» WHAT IS ASKED: Extract the complete listing and output it unchanged.

» RECORDS SHOWN:

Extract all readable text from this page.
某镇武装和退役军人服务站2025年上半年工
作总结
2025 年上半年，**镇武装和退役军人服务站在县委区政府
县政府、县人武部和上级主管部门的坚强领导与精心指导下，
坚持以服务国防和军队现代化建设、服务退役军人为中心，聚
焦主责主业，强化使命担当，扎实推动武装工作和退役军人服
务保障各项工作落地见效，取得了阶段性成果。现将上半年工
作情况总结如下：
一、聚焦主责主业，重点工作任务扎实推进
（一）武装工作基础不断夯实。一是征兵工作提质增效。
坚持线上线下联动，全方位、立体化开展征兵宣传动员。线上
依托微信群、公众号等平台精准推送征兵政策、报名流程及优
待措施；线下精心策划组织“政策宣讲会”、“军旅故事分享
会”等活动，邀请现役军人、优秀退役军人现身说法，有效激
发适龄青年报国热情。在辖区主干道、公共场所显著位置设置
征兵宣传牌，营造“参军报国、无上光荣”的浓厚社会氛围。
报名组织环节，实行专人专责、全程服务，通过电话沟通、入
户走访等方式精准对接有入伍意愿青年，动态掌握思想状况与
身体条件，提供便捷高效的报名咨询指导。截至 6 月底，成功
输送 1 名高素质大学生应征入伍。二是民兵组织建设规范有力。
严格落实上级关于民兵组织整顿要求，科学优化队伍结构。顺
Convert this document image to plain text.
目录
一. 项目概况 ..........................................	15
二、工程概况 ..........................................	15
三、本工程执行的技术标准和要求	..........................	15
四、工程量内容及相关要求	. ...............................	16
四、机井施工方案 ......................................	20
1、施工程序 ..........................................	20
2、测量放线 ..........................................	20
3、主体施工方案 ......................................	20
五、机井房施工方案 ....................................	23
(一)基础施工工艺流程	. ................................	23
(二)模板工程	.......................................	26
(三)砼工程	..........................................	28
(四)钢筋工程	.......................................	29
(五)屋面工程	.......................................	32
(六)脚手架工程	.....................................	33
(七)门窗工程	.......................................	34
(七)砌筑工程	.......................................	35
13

» ANSWER FOR THE TASK:
Extract all readable text from this page.
某镇武装和退役军人服务站2025年上半年工
作总结
2025 年上半年，**镇武装和退役军人服务站在县委区政府
县政府、县人武部和上级主管部门的坚强领导与精心指导下，
坚持以服务国防和军队现代化建设、服务退役军人为中心，聚
焦主责主业，强化使命担当，扎实推动武装工作和退役军人服
务保障各项工作落地见效，取得了阶段性成果。现将上半年工
作情况总结如下：
一、聚焦主责主业，重点工作任务扎实推进
（一）武装工作基础不断夯实。一是征兵工作提质增效。
坚持线上线下联动，全方位、立体化开展征兵宣传动员。线上
依托微信群、公众号等平台精准推送征兵政策、报名流程及优
待措施；线下精心策划组织“政策宣讲会”、“军旅故事分享
会”等活动，邀请现役军人、优秀退役军人现身说法，有效激
发适龄青年报国热情。在辖区主干道、公共场所显著位置设置
征兵宣传牌，营造“参军报国、无上光荣”的浓厚社会氛围。
报名组织环节，实行专人专责、全程服务，通过电话沟通、入
户走访等方式精准对接有入伍意愿青年，动态掌握思想状况与
身体条件，提供便捷高效的报名咨询指导。截至 6 月底，成功
输送 1 名高素质大学生应征入伍。二是民兵组织建设规范有力。
严格落实上级关于民兵组织整顿要求，科学优化队伍结构。顺
Convert this document image to plain text.
目录
一. 项目概况 ..........................................	15
二、工程概况 ..........................................	15
三、本工程执行的技术标准和要求	..........................	15
四、工程量内容及相关要求	. ...............................	16
四、机井施工方案 ......................................	20
1、施工程序 ..........................................	20
2、测量放线 ..........................................	20
3、主体施工方案 ......................................	20
五、机井房施工方案 ....................................	23
(一)基础施工工艺流程	. ................................	23
(二)模板工程	.......................................	26
(三)砼工程	..........................................	28
(四)钢筋工程	.......................................	29
(五)屋面工程	.......................................	32
(六)脚手架工程	.....................................	33
(七)门窗工程	.......................................	34
(七)砌筑工程	.......................................	35
13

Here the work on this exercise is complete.